What is expected: Give every entry again, unchanged, and leave its images out.
>>>
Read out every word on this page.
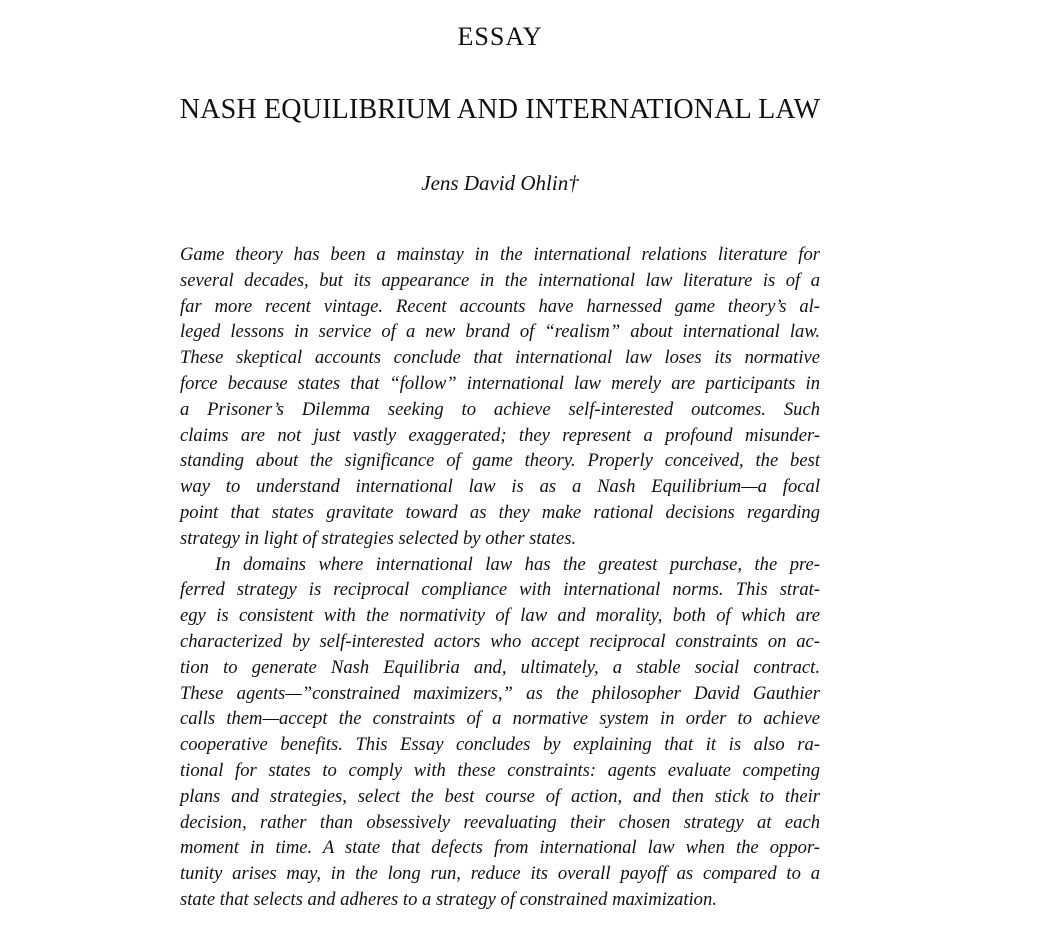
ESSAY
NASH EQUILIBRIUM AND INTERNATIONAL LAW
Jens David Ohlin†

Game theory has been a mainstay in the international relations literature for
several decades, but its appearance in the international law literature is of a
far more recent vintage. Recent accounts have harnessed game theory’s al-
leged lessons in service of a new brand of “realism” about international law.
These skeptical accounts conclude that international law loses its normative
force because states that “follow” international law merely are participants in
a Prisoner’s Dilemma seeking to achieve self-interested outcomes. Such
claims are not just vastly exaggerated; they represent a profound misunder-
standing about the significance of game theory. Properly conceived, the best
way to understand international law is as a Nash Equilibrium—a focal
point that states gravitate toward as they make rational decisions regarding
strategy in light of strategies selected by other states.

In domains where international law has the greatest purchase, the pre-
ferred strategy is reciprocal compliance with international norms. This strat-
egy is consistent with the normativity of law and morality, both of which are
characterized by self-interested actors who accept reciprocal constraints on ac-
tion to generate Nash Equilibria and, ultimately, a stable social contract.
These agents—”constrained maximizers,” as the philosopher David Gauthier
calls them—accept the constraints of a normative system in order to achieve
cooperative benefits. This Essay concludes by explaining that it is also ra-
tional for states to comply with these constraints: agents evaluate competing
plans and strategies, select the best course of action, and then stick to their
decision, rather than obsessively reevaluating their chosen strategy at each
moment in time. A state that defects from international law when the oppor-
tunity arises may, in the long run, reduce its overall payoff as compared to a
state that selects and adheres to a strategy of constrained maximization.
<<<
Result below:
Read out every word on this page.
ESSAY
NASH EQUILIBRIUM AND INTERNATIONAL LAW
Jens David Ohlin†

Game theory has been a mainstay in the international relations literature for
several decades, but its appearance in the international law literature is of a
far more recent vintage. Recent accounts have harnessed game theory’s al-
leged lessons in service of a new brand of “realism” about international law.
These skeptical accounts conclude that international law loses its normative
force because states that “follow” international law merely are participants in
a Prisoner’s Dilemma seeking to achieve self-interested outcomes. Such
claims are not just vastly exaggerated; they represent a profound misunder-
standing about the significance of game theory. Properly conceived, the best
way to understand international law is as a Nash Equilibrium—a focal
point that states gravitate toward as they make rational decisions regarding
strategy in light of strategies selected by other states.

In domains where international law has the greatest purchase, the pre-
ferred strategy is reciprocal compliance with international norms. This strat-
egy is consistent with the normativity of law and morality, both of which are
characterized by self-interested actors who accept reciprocal constraints on ac-
tion to generate Nash Equilibria and, ultimately, a stable social contract.
These agents—”constrained maximizers,” as the philosopher David Gauthier
calls them—accept the constraints of a normative system in order to achieve
cooperative benefits. This Essay concludes by explaining that it is also ra-
tional for states to comply with these constraints: agents evaluate competing
plans and strategies, select the best course of action, and then stick to their
decision, rather than obsessively reevaluating their chosen strategy at each
moment in time. A state that defects from international law when the oppor-
tunity arises may, in the long run, reduce its overall payoff as compared to a
state that selects and adheres to a strategy of constrained maximization.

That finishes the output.